DIRECTIVE —
Each line of the material must be returned exactly.

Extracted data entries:
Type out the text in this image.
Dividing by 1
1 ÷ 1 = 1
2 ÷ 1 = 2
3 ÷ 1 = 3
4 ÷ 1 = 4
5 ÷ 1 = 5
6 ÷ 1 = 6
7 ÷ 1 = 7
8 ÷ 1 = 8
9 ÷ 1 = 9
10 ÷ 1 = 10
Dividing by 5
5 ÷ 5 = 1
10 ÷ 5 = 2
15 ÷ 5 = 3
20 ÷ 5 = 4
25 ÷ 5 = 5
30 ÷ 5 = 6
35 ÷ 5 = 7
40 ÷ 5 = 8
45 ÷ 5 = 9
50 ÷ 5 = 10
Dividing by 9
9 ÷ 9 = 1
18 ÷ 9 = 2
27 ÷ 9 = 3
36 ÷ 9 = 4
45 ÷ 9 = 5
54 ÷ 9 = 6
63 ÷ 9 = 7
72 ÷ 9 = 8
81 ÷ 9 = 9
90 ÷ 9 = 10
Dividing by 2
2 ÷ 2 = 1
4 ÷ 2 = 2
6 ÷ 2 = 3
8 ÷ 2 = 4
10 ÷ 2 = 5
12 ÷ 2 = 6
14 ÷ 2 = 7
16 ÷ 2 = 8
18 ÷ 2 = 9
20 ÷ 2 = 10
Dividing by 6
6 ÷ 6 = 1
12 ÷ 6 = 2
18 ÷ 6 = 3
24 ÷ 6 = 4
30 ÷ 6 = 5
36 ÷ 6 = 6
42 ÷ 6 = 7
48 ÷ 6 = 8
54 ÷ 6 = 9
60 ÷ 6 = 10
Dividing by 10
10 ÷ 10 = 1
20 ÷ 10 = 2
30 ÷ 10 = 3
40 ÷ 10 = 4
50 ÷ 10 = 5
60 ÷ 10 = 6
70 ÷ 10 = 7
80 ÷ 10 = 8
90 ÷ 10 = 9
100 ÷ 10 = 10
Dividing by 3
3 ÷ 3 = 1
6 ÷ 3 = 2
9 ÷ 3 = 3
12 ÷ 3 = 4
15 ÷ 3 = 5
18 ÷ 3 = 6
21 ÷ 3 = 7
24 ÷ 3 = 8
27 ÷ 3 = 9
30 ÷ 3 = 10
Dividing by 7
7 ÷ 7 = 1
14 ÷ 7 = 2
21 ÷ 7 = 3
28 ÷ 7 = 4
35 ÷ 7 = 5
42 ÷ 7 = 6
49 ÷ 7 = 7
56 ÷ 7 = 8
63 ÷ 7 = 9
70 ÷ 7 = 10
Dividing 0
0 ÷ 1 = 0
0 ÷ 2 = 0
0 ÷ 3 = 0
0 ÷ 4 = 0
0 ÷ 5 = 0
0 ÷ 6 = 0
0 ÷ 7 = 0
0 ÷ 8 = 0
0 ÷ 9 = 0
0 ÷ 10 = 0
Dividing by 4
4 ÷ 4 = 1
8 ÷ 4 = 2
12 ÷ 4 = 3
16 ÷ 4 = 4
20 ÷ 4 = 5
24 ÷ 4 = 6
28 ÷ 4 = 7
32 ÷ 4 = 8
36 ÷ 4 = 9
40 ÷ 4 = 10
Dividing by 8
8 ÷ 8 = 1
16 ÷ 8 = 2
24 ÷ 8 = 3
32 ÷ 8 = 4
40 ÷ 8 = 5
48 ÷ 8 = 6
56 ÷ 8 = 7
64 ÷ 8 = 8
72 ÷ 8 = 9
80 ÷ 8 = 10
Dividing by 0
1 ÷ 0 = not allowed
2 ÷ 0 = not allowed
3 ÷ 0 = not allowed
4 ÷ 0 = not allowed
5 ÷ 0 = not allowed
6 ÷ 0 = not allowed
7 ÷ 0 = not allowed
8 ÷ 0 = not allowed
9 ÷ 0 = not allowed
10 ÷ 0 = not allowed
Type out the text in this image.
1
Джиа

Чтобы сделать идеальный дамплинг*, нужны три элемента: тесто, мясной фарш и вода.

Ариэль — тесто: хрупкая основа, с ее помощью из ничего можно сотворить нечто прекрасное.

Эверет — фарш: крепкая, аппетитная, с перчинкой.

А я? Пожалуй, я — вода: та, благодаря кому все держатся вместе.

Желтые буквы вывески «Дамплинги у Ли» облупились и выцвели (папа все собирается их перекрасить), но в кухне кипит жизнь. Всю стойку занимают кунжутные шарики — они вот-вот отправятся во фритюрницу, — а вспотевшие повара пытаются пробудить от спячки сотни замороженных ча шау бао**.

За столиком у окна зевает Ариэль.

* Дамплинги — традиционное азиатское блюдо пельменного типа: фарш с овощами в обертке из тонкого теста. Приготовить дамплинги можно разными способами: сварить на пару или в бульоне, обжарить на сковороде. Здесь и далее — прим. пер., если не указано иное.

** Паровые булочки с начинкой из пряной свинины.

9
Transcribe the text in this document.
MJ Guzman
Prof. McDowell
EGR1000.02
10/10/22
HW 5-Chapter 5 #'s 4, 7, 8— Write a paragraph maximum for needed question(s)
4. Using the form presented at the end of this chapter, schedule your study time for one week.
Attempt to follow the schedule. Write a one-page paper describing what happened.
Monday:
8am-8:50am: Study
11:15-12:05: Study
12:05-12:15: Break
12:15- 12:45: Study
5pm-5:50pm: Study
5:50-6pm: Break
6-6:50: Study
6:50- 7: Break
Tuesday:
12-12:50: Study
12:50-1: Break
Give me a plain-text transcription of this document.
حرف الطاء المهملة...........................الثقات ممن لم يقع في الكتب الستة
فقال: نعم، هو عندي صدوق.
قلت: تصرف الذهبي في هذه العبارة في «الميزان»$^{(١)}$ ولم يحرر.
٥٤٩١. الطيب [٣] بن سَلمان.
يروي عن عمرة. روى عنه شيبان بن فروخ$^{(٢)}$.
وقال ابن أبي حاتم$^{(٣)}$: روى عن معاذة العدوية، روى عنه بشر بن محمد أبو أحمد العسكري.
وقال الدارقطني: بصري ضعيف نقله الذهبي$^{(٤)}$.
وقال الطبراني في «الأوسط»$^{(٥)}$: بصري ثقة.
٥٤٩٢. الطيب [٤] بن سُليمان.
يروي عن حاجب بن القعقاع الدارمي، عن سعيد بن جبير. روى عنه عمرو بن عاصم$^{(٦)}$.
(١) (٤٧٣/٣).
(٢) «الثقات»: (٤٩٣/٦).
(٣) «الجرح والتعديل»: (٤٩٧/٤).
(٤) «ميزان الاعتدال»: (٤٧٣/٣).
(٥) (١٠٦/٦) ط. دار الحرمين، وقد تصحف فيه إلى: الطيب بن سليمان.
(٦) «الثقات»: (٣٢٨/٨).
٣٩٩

PROBLEM SOLUTION —
Type out the text in this image.
Dividing by 1
1 ÷ 1 = 1
2 ÷ 1 = 2
3 ÷ 1 = 3
4 ÷ 1 = 4
5 ÷ 1 = 5
6 ÷ 1 = 6
7 ÷ 1 = 7
8 ÷ 1 = 8
9 ÷ 1 = 9
10 ÷ 1 = 10
Dividing by 5
5 ÷ 5 = 1
10 ÷ 5 = 2
15 ÷ 5 = 3
20 ÷ 5 = 4
25 ÷ 5 = 5
30 ÷ 5 = 6
35 ÷ 5 = 7
40 ÷ 5 = 8
45 ÷ 5 = 9
50 ÷ 5 = 10
Dividing by 9
9 ÷ 9 = 1
18 ÷ 9 = 2
27 ÷ 9 = 3
36 ÷ 9 = 4
45 ÷ 9 = 5
54 ÷ 9 = 6
63 ÷ 9 = 7
72 ÷ 9 = 8
81 ÷ 9 = 9
90 ÷ 9 = 10
Dividing by 2
2 ÷ 2 = 1
4 ÷ 2 = 2
6 ÷ 2 = 3
8 ÷ 2 = 4
10 ÷ 2 = 5
12 ÷ 2 = 6
14 ÷ 2 = 7
16 ÷ 2 = 8
18 ÷ 2 = 9
20 ÷ 2 = 10
Dividing by 6
6 ÷ 6 = 1
12 ÷ 6 = 2
18 ÷ 6 = 3
24 ÷ 6 = 4
30 ÷ 6 = 5
36 ÷ 6 = 6
42 ÷ 6 = 7
48 ÷ 6 = 8
54 ÷ 6 = 9
60 ÷ 6 = 10
Dividing by 10
10 ÷ 10 = 1
20 ÷ 10 = 2
30 ÷ 10 = 3
40 ÷ 10 = 4
50 ÷ 10 = 5
60 ÷ 10 = 6
70 ÷ 10 = 7
80 ÷ 10 = 8
90 ÷ 10 = 9
100 ÷ 10 = 10
Dividing by 3
3 ÷ 3 = 1
6 ÷ 3 = 2
9 ÷ 3 = 3
12 ÷ 3 = 4
15 ÷ 3 = 5
18 ÷ 3 = 6
21 ÷ 3 = 7
24 ÷ 3 = 8
27 ÷ 3 = 9
30 ÷ 3 = 10
Dividing by 7
7 ÷ 7 = 1
14 ÷ 7 = 2
21 ÷ 7 = 3
28 ÷ 7 = 4
35 ÷ 7 = 5
42 ÷ 7 = 6
49 ÷ 7 = 7
56 ÷ 7 = 8
63 ÷ 7 = 9
70 ÷ 7 = 10
Dividing 0
0 ÷ 1 = 0
0 ÷ 2 = 0
0 ÷ 3 = 0
0 ÷ 4 = 0
0 ÷ 5 = 0
0 ÷ 6 = 0
0 ÷ 7 = 0
0 ÷ 8 = 0
0 ÷ 9 = 0
0 ÷ 10 = 0
Dividing by 4
4 ÷ 4 = 1
8 ÷ 4 = 2
12 ÷ 4 = 3
16 ÷ 4 = 4
20 ÷ 4 = 5
24 ÷ 4 = 6
28 ÷ 4 = 7
32 ÷ 4 = 8
36 ÷ 4 = 9
40 ÷ 4 = 10
Dividing by 8
8 ÷ 8 = 1
16 ÷ 8 = 2
24 ÷ 8 = 3
32 ÷ 8 = 4
40 ÷ 8 = 5
48 ÷ 8 = 6
56 ÷ 8 = 7
64 ÷ 8 = 8
72 ÷ 8 = 9
80 ÷ 8 = 10
Dividing by 0
1 ÷ 0 = not allowed
2 ÷ 0 = not allowed
3 ÷ 0 = not allowed
4 ÷ 0 = not allowed
5 ÷ 0 = not allowed
6 ÷ 0 = not allowed
7 ÷ 0 = not allowed
8 ÷ 0 = not allowed
9 ÷ 0 = not allowed
10 ÷ 0 = not allowed
Type out the text in this image.
1
Джиа

Чтобы сделать идеальный дамплинг*, нужны три элемента: тесто, мясной фарш и вода.

Ариэль — тесто: хрупкая основа, с ее помощью из ничего можно сотворить нечто прекрасное.

Эверет — фарш: крепкая, аппетитная, с перчинкой.

А я? Пожалуй, я — вода: та, благодаря кому все держатся вместе.

Желтые буквы вывески «Дамплинги у Ли» облупились и выцвели (папа все собирается их перекрасить), но в кухне кипит жизнь. Всю стойку занимают кунжутные шарики — они вот-вот отправятся во фритюрницу, — а вспотевшие повара пытаются пробудить от спячки сотни замороженных ча шау бао**.

За столиком у окна зевает Ариэль.

* Дамплинги — традиционное азиатское блюдо пельменного типа: фарш с овощами в обертке из тонкого теста. Приготовить дамплинги можно разными способами: сварить на пару или в бульоне, обжарить на сковороде. Здесь и далее — прим. пер., если не указано иное.

** Паровые булочки с начинкой из пряной свинины.

9
Transcribe the text in this document.
MJ Guzman
Prof. McDowell
EGR1000.02
10/10/22
HW 5-Chapter 5 #'s 4, 7, 8— Write a paragraph maximum for needed question(s)
4. Using the form presented at the end of this chapter, schedule your study time for one week.
Attempt to follow the schedule. Write a one-page paper describing what happened.
Monday:
8am-8:50am: Study
11:15-12:05: Study
12:05-12:15: Break
12:15- 12:45: Study
5pm-5:50pm: Study
5:50-6pm: Break
6-6:50: Study
6:50- 7: Break
Tuesday:
12-12:50: Study
12:50-1: Break
Give me a plain-text transcription of this document.
حرف الطاء المهملة...........................الثقات ممن لم يقع في الكتب الستة
فقال: نعم، هو عندي صدوق.
قلت: تصرف الذهبي في هذه العبارة في «الميزان»$^{(١)}$ ولم يحرر.
٥٤٩١. الطيب [٣] بن سَلمان.
يروي عن عمرة. روى عنه شيبان بن فروخ$^{(٢)}$.
وقال ابن أبي حاتم$^{(٣)}$: روى عن معاذة العدوية، روى عنه بشر بن محمد أبو أحمد العسكري.
وقال الدارقطني: بصري ضعيف نقله الذهبي$^{(٤)}$.
وقال الطبراني في «الأوسط»$^{(٥)}$: بصري ثقة.
٥٤٩٢. الطيب [٤] بن سُليمان.
يروي عن حاجب بن القعقاع الدارمي، عن سعيد بن جبير. روى عنه عمرو بن عاصم$^{(٦)}$.
(١) (٤٧٣/٣).
(٢) «الثقات»: (٤٩٣/٦).
(٣) «الجرح والتعديل»: (٤٩٧/٤).
(٤) «ميزان الاعتدال»: (٤٧٣/٣).
(٥) (١٠٦/٦) ط. دار الحرمين، وقد تصحف فيه إلى: الطيب بن سليمان.
(٦) «الثقات»: (٣٢٨/٨).
٣٩٩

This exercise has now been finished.